* [Records from a collection]:
== == ==

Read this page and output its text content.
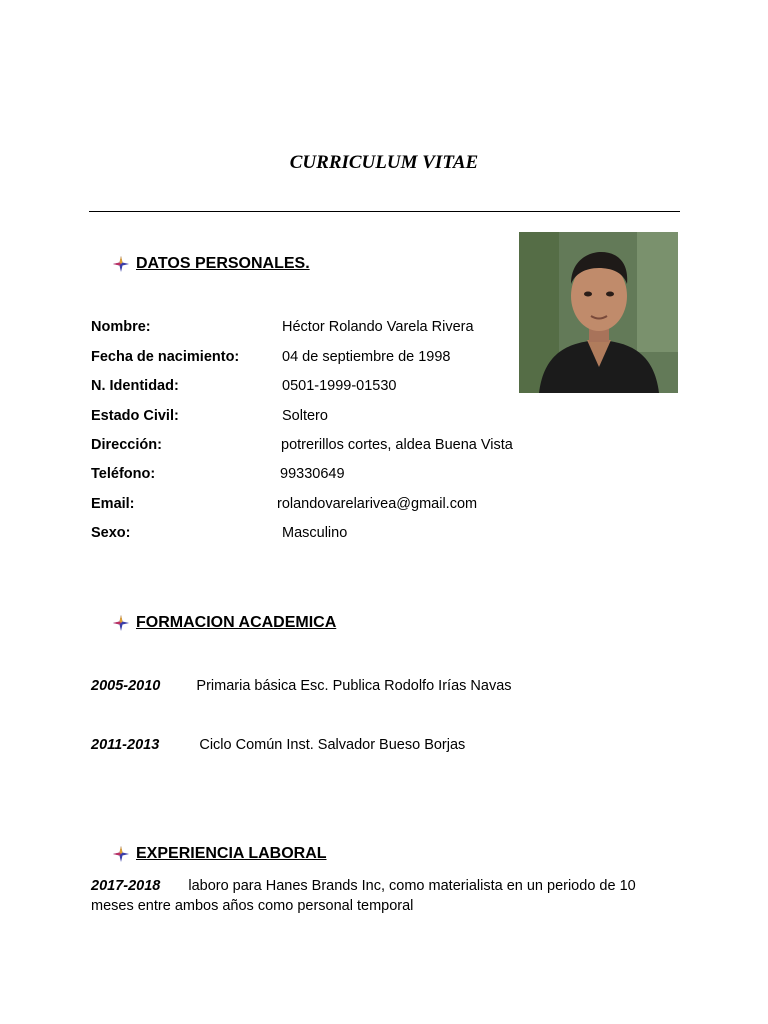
CURRICULUM VITAE
DATOS PERSONALES.
Nombre:	Héctor Rolando Varela Rivera
Fecha de nacimiento:	04 de septiembre de 1998
N. Identidad:	0501-1999-01530
Estado Civil:	Soltero
Dirección:	potrerillos cortes, aldea Buena Vista
Teléfono:	99330649
Email:	rolandovarelarivea@gmail.com
Sexo:	Masculino
FORMACION ACADEMICA
2005-2010 Primaria básica Esc. Publica Rodolfo Irías Navas
2011-2013	Ciclo Común Inst. Salvador Bueso Borjas
EXPERIENCIA LABORAL
2017-2018 laboro para Hanes Brands Inc, como materialista en un periodo de 10 meses entre ambos años como personal temporal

== == ==

* [The request]: Leaving all pictures aside, quote each record exactly.

* [Reply]:
Read this page and output its text content.
CURRICULUM VITAE
DATOS PERSONALES.
Nombre:	Héctor Rolando Varela Rivera
Fecha de nacimiento:	04 de septiembre de 1998
N. Identidad:	0501-1999-01530
Estado Civil:	Soltero
Dirección:	potrerillos cortes, aldea Buena Vista
Teléfono:	99330649
Email:	rolandovarelarivea@gmail.com
Sexo:	Masculino
FORMACION ACADEMICA
2005-2010 Primaria básica Esc. Publica Rodolfo Irías Navas
2011-2013	Ciclo Común Inst. Salvador Bueso Borjas
EXPERIENCIA LABORAL
2017-2018 laboro para Hanes Brands Inc, como materialista en un periodo de 10 meses entre ambos años como personal temporal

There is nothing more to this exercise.